## Begin Extracted data

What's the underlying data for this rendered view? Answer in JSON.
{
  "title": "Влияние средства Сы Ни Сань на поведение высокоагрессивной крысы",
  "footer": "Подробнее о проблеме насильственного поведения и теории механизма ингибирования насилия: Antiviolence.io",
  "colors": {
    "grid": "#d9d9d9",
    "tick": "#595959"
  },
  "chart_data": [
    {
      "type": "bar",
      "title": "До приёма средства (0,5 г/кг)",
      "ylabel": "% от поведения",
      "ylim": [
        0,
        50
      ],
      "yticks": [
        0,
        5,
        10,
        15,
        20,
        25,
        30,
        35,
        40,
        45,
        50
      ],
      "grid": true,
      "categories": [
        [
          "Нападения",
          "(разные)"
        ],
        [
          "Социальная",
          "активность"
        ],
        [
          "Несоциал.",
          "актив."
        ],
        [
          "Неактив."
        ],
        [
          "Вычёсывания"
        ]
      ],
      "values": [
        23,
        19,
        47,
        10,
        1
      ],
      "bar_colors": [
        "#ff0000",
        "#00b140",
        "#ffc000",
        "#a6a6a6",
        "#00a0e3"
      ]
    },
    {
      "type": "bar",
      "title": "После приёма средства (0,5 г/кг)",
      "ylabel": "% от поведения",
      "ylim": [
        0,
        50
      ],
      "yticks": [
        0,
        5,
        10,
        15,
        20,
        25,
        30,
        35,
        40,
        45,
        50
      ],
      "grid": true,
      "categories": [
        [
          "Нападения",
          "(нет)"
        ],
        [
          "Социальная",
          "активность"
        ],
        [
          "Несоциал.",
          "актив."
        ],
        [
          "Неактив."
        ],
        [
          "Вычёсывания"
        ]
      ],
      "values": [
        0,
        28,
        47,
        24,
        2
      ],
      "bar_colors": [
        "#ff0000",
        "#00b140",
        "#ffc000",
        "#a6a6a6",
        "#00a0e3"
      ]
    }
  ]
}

## End Extracted data
## Begin Extracted data

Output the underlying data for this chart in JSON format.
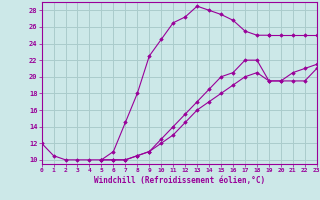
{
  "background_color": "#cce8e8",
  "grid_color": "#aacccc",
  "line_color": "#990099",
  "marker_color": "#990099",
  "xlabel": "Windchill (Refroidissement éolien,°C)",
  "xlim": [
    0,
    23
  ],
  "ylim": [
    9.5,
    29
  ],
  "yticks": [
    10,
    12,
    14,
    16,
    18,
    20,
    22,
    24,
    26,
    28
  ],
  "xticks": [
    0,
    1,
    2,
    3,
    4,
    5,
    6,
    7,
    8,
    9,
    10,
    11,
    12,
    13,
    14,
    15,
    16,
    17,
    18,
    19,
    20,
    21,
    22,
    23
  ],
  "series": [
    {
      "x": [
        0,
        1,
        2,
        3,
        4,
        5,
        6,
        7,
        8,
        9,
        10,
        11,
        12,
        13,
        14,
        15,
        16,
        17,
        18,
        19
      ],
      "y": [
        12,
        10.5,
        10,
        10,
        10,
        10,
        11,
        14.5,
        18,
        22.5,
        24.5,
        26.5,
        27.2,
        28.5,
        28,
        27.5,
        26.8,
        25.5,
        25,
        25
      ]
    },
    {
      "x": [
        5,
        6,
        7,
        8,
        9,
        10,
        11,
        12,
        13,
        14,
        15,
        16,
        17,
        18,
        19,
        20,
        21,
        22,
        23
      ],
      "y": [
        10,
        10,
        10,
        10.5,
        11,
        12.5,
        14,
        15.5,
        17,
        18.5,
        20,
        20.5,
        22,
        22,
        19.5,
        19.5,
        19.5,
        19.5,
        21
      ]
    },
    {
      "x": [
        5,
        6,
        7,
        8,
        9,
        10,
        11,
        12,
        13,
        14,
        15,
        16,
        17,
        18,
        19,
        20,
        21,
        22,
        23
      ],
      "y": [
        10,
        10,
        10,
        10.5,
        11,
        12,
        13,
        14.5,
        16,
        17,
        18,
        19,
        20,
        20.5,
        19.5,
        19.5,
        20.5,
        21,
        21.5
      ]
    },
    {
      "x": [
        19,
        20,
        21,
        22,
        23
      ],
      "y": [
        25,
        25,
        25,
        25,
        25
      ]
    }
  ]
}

## End Extracted data
## Begin Extracted data

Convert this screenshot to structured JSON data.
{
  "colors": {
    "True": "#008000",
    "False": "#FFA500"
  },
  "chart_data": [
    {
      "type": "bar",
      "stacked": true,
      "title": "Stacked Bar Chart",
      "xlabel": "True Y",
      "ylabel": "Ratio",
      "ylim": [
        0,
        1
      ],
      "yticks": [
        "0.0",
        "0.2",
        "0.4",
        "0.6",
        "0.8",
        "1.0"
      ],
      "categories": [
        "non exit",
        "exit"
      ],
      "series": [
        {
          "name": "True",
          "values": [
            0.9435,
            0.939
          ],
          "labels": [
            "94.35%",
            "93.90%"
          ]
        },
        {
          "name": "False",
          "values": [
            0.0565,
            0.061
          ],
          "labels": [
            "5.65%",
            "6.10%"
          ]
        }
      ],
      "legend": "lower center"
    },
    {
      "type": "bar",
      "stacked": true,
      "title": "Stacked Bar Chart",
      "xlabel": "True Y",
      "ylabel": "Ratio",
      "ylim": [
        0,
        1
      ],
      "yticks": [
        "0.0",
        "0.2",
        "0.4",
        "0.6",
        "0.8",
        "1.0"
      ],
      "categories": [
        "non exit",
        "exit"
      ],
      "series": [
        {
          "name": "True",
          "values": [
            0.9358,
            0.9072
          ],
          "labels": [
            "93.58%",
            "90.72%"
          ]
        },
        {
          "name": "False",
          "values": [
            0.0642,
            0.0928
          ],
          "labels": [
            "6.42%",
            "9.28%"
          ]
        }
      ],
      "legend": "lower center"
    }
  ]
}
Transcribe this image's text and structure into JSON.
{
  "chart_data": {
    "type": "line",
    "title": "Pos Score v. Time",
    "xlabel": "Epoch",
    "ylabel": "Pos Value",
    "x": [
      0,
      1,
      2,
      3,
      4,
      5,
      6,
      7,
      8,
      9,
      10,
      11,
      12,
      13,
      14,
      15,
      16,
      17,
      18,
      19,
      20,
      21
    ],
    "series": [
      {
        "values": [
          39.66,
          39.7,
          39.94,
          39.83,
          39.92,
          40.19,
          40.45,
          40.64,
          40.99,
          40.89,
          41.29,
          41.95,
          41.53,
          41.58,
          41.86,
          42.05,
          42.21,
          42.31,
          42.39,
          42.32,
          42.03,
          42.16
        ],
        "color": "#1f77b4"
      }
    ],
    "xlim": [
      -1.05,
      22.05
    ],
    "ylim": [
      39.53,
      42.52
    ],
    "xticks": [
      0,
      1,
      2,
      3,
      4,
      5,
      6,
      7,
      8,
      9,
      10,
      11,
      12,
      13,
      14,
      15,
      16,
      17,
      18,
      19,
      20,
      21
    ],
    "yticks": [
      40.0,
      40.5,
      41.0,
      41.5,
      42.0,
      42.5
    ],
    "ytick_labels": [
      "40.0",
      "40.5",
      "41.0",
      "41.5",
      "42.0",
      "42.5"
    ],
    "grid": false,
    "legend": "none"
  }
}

## End Extracted data

Task prompt:
Copy each line of the records above that carries the word "underlying".

Written response:
What's the underlying data for this rendered view? Answer in JSON.
Output the underlying data for this chart in JSON format.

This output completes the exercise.